• [DIRECTIONS]: Collect each line containing "categories".

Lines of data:
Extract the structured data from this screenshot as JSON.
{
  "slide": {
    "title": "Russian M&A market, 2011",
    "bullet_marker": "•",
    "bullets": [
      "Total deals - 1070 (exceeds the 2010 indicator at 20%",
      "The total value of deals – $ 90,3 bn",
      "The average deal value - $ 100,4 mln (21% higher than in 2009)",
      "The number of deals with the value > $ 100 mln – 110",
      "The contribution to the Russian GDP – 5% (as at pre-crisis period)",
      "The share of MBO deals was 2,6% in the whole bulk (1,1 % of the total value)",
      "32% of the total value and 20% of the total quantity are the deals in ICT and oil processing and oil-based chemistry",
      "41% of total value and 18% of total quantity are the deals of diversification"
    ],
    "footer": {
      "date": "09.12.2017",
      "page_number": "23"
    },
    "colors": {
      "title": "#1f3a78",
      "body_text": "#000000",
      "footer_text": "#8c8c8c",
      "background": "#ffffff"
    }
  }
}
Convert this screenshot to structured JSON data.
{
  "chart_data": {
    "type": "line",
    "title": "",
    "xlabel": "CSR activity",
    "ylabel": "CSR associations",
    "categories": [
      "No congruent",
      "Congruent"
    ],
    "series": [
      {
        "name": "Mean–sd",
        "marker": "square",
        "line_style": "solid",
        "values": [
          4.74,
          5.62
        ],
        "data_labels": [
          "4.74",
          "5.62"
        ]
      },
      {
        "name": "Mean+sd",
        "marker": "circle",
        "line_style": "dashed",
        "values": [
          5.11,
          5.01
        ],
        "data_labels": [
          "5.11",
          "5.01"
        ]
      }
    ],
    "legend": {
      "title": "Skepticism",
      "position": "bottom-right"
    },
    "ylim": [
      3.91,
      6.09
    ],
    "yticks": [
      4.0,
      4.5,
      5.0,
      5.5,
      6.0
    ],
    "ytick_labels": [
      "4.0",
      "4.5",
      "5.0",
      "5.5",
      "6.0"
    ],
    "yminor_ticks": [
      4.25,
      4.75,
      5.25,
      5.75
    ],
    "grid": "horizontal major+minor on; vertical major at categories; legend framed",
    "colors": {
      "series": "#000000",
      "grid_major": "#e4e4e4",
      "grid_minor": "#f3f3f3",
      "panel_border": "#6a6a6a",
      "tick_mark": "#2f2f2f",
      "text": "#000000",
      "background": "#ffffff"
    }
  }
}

• [SOLUTION TO THIS EXERCISE]:
    "categories": [
    "grid": "horizontal major+minor on; vertical major at categories; legend framed",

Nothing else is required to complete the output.